--- Start Material shown ---

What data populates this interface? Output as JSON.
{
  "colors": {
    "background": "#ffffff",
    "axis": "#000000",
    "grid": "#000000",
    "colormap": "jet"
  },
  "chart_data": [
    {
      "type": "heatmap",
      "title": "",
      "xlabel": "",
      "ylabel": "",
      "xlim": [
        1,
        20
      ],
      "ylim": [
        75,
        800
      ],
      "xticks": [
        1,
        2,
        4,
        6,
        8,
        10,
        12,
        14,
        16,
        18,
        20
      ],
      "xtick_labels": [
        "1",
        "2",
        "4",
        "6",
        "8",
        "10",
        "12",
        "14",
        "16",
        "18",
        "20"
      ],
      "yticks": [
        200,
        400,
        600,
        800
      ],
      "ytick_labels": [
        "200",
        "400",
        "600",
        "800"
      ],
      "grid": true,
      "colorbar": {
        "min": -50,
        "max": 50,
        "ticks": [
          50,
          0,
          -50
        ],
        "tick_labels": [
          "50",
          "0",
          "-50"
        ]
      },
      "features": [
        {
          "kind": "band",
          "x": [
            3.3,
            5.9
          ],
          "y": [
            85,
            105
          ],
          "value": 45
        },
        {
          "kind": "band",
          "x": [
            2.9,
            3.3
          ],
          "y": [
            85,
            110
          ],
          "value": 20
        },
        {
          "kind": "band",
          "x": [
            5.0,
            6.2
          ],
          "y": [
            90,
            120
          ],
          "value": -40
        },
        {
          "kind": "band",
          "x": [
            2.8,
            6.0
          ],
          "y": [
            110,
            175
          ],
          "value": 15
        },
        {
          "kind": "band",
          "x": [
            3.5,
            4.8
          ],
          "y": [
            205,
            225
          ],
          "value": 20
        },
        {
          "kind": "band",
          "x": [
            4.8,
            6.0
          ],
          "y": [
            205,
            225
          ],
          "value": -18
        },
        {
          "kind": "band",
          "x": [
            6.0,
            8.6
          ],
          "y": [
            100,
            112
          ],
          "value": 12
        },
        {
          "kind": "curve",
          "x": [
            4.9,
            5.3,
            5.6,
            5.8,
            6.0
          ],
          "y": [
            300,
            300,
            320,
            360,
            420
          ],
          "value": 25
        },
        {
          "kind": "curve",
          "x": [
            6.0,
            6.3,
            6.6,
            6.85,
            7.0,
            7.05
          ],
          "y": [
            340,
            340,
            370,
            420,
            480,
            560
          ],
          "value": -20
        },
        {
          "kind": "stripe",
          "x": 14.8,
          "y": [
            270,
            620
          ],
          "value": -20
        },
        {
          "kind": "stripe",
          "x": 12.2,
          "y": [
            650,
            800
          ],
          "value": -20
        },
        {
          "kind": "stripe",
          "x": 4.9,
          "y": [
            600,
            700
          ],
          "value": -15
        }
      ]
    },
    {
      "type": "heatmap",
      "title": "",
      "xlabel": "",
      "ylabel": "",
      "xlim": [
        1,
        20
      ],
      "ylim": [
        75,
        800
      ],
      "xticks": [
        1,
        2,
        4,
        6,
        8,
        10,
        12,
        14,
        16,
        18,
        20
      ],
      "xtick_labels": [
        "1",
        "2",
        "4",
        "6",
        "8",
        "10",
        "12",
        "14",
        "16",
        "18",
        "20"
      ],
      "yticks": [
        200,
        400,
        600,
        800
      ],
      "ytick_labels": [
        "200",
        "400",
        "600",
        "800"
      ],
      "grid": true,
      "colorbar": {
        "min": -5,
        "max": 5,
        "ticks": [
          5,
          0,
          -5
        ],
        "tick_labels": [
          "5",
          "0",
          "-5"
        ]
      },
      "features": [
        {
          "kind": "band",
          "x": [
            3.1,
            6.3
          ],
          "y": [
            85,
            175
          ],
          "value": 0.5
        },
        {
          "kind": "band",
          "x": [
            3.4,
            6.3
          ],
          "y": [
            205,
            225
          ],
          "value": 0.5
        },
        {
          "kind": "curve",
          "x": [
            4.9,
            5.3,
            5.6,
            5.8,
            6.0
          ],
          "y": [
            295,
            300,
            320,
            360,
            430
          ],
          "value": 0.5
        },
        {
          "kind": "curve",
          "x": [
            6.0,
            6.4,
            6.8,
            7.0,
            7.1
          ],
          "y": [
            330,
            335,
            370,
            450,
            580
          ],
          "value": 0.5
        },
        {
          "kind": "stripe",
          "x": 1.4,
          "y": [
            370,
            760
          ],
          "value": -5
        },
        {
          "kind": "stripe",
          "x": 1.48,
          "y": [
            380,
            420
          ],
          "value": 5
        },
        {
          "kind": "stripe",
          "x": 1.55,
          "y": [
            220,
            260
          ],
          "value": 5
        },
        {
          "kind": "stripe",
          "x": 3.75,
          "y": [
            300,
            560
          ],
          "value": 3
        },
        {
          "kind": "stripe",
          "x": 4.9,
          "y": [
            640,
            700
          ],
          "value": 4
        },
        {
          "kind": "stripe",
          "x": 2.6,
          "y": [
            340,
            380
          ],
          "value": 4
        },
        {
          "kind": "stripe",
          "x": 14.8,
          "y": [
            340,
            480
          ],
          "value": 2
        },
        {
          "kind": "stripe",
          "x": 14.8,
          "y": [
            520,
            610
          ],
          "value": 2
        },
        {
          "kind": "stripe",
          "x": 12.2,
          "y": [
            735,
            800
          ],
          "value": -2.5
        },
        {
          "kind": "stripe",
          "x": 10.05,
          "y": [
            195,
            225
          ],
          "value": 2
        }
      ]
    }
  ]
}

--- End Material shown ---

> **Task requirements**
Every record should be repeated exactly; please leave none out.

> **Problem solution**
What data populates this interface? Output as JSON.
{
  "colors": {
    "background": "#ffffff",
    "axis": "#000000",
    "grid": "#000000",
    "colormap": "jet"
  },
  "chart_data": [
    {
      "type": "heatmap",
      "title": "",
      "xlabel": "",
      "ylabel": "",
      "xlim": [
        1,
        20
      ],
      "ylim": [
        75,
        800
      ],
      "xticks": [
        1,
        2,
        4,
        6,
        8,
        10,
        12,
        14,
        16,
        18,
        20
      ],
      "xtick_labels": [
        "1",
        "2",
        "4",
        "6",
        "8",
        "10",
        "12",
        "14",
        "16",
        "18",
        "20"
      ],
      "yticks": [
        200,
        400,
        600,
        800
      ],
      "ytick_labels": [
        "200",
        "400",
        "600",
        "800"
      ],
      "grid": true,
      "colorbar": {
        "min": -50,
        "max": 50,
        "ticks": [
          50,
          0,
          -50
        ],
        "tick_labels": [
          "50",
          "0",
          "-50"
        ]
      },
      "features": [
        {
          "kind": "band",
          "x": [
            3.3,
            5.9
          ],
          "y": [
            85,
            105
          ],
          "value": 45
        },
        {
          "kind": "band",
          "x": [
            2.9,
            3.3
          ],
          "y": [
            85,
            110
          ],
          "value": 20
        },
        {
          "kind": "band",
          "x": [
            5.0,
            6.2
          ],
          "y": [
            90,
            120
          ],
          "value": -40
        },
        {
          "kind": "band",
          "x": [
            2.8,
            6.0
          ],
          "y": [
            110,
            175
          ],
          "value": 15
        },
        {
          "kind": "band",
          "x": [
            3.5,
            4.8
          ],
          "y": [
            205,
            225
          ],
          "value": 20
        },
        {
          "kind": "band",
          "x": [
            4.8,
            6.0
          ],
          "y": [
            205,
            225
          ],
          "value": -18
        },
        {
          "kind": "band",
          "x": [
            6.0,
            8.6
          ],
          "y": [
            100,
            112
          ],
          "value": 12
        },
        {
          "kind": "curve",
          "x": [
            4.9,
            5.3,
            5.6,
            5.8,
            6.0
          ],
          "y": [
            300,
            300,
            320,
            360,
            420
          ],
          "value": 25
        },
        {
          "kind": "curve",
          "x": [
            6.0,
            6.3,
            6.6,
            6.85,
            7.0,
            7.05
          ],
          "y": [
            340,
            340,
            370,
            420,
            480,
            560
          ],
          "value": -20
        },
        {
          "kind": "stripe",
          "x": 14.8,
          "y": [
            270,
            620
          ],
          "value": -20
        },
        {
          "kind": "stripe",
          "x": 12.2,
          "y": [
            650,
            800
          ],
          "value": -20
        },
        {
          "kind": "stripe",
          "x": 4.9,
          "y": [
            600,
            700
          ],
          "value": -15
        }
      ]
    },
    {
      "type": "heatmap",
      "title": "",
      "xlabel": "",
      "ylabel": "",
      "xlim": [
        1,
        20
      ],
      "ylim": [
        75,
        800
      ],
      "xticks": [
        1,
        2,
        4,
        6,
        8,
        10,
        12,
        14,
        16,
        18,
        20
      ],
      "xtick_labels": [
        "1",
        "2",
        "4",
        "6",
        "8",
        "10",
        "12",
        "14",
        "16",
        "18",
        "20"
      ],
      "yticks": [
        200,
        400,
        600,
        800
      ],
      "ytick_labels": [
        "200",
        "400",
        "600",
        "800"
      ],
      "grid": true,
      "colorbar": {
        "min": -5,
        "max": 5,
        "ticks": [
          5,
          0,
          -5
        ],
        "tick_labels": [
          "5",
          "0",
          "-5"
        ]
      },
      "features": [
        {
          "kind": "band",
          "x": [
            3.1,
            6.3
          ],
          "y": [
            85,
            175
          ],
          "value": 0.5
        },
        {
          "kind": "band",
          "x": [
            3.4,
            6.3
          ],
          "y": [
            205,
            225
          ],
          "value": 0.5
        },
        {
          "kind": "curve",
          "x": [
            4.9,
            5.3,
            5.6,
            5.8,
            6.0
          ],
          "y": [
            295,
            300,
            320,
            360,
            430
          ],
          "value": 0.5
        },
        {
          "kind": "curve",
          "x": [
            6.0,
            6.4,
            6.8,
            7.0,
            7.1
          ],
          "y": [
            330,
            335,
            370,
            450,
            580
          ],
          "value": 0.5
        },
        {
          "kind": "stripe",
          "x": 1.4,
          "y": [
            370,
            760
          ],
          "value": -5
        },
        {
          "kind": "stripe",
          "x": 1.48,
          "y": [
            380,
            420
          ],
          "value": 5
        },
        {
          "kind": "stripe",
          "x": 1.55,
          "y": [
            220,
            260
          ],
          "value": 5
        },
        {
          "kind": "stripe",
          "x": 3.75,
          "y": [
            300,
            560
          ],
          "value": 3
        },
        {
          "kind": "stripe",
          "x": 4.9,
          "y": [
            640,
            700
          ],
          "value": 4
        },
        {
          "kind": "stripe",
          "x": 2.6,
          "y": [
            340,
            380
          ],
          "value": 4
        },
        {
          "kind": "stripe",
          "x": 14.8,
          "y": [
            340,
            480
          ],
          "value": 2
        },
        {
          "kind": "stripe",
          "x": 14.8,
          "y": [
            520,
            610
          ],
          "value": 2
        },
        {
          "kind": "stripe",
          "x": 12.2,
          "y": [
            735,
            800
          ],
          "value": -2.5
        },
        {
          "kind": "stripe",
          "x": 10.05,
          "y": [
            195,
            225
          ],
          "value": 2
        }
      ]
    }
  ]
}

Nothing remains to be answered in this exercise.